### INFORMATION GIVEN

- - -

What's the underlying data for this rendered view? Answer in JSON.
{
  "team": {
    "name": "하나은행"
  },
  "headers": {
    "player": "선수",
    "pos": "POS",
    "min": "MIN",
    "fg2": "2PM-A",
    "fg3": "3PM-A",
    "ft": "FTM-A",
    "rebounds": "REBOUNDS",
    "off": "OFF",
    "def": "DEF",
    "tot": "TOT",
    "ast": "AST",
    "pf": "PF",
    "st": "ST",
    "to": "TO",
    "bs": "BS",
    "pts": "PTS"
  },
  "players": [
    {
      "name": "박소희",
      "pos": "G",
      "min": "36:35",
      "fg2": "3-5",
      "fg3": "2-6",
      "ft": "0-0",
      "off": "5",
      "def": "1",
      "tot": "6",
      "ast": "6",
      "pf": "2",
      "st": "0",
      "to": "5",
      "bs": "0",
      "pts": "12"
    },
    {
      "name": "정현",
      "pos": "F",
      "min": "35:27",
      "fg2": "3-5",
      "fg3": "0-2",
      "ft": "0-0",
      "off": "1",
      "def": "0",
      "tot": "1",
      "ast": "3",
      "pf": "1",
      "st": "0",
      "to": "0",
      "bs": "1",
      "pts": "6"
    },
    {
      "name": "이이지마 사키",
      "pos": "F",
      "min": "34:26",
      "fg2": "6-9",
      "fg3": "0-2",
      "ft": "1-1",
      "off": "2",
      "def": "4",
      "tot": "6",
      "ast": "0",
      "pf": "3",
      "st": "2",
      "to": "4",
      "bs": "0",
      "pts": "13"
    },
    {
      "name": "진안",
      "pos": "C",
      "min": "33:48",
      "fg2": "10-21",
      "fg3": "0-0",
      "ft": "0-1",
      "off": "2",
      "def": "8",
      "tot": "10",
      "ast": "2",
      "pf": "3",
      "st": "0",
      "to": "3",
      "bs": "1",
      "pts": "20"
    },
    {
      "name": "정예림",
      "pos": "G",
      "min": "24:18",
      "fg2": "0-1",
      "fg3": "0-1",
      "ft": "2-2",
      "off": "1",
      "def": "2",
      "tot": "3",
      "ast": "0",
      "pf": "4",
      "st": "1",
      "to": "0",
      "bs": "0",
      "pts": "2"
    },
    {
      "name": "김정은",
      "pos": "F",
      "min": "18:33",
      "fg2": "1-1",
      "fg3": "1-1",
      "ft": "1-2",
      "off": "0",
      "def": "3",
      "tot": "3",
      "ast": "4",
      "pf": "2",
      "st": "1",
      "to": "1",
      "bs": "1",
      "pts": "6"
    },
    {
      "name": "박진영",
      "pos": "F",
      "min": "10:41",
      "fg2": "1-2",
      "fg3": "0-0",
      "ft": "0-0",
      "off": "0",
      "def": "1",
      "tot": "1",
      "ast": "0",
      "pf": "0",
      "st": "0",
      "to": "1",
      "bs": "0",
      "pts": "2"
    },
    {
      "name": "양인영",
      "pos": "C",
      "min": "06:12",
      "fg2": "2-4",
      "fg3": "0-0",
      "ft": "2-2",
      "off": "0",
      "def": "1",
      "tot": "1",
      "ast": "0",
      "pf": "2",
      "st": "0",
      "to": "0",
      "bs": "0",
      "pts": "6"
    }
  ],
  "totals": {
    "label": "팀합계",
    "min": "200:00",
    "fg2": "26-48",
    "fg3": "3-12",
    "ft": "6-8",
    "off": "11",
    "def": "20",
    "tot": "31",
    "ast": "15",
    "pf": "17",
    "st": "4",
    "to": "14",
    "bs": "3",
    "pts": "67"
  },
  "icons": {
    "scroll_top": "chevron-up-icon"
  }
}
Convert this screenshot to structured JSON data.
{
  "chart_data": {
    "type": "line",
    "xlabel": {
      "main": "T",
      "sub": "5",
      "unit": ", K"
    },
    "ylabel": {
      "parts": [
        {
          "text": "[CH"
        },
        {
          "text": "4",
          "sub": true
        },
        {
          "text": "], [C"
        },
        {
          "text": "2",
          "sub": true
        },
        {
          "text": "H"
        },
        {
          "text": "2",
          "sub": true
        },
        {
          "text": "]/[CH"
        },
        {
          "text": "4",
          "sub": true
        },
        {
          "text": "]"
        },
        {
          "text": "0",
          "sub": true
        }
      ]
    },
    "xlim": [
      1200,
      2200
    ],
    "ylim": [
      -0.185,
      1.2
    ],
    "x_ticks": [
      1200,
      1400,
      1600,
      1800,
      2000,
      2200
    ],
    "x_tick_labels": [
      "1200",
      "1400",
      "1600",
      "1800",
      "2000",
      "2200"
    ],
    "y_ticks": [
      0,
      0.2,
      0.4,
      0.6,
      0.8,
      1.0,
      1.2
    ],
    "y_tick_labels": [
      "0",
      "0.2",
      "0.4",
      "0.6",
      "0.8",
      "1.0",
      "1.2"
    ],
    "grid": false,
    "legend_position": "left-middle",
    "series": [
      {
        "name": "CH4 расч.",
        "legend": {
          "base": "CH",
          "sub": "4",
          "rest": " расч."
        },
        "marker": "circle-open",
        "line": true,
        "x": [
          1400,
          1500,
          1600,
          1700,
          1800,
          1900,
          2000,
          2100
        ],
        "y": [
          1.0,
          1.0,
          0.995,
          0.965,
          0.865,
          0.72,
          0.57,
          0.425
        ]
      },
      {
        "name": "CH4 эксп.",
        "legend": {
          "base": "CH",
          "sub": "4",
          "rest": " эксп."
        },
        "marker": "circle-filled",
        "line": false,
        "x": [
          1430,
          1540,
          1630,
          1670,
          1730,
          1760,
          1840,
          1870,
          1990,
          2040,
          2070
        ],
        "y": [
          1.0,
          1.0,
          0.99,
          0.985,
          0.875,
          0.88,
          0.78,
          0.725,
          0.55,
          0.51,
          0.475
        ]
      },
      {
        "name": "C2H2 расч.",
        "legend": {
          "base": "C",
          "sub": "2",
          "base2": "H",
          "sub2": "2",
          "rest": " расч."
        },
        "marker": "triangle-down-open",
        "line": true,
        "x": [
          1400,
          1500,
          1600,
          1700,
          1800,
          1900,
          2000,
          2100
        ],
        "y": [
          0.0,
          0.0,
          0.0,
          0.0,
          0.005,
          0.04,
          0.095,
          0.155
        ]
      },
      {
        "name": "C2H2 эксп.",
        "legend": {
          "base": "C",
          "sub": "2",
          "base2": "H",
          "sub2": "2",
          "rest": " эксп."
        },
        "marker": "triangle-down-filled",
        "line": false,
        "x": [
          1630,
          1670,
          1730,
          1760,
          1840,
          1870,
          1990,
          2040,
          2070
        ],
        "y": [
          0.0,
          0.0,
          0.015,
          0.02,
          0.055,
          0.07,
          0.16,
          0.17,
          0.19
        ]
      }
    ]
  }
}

- - -

### DO THIS
From the entries, copy out each line containing the word "marker".

### THE OUTPUT
        "marker": "circle-open",
        "marker": "circle-filled",
        "marker": "triangle-down-open",
        "marker": "triangle-down-filled",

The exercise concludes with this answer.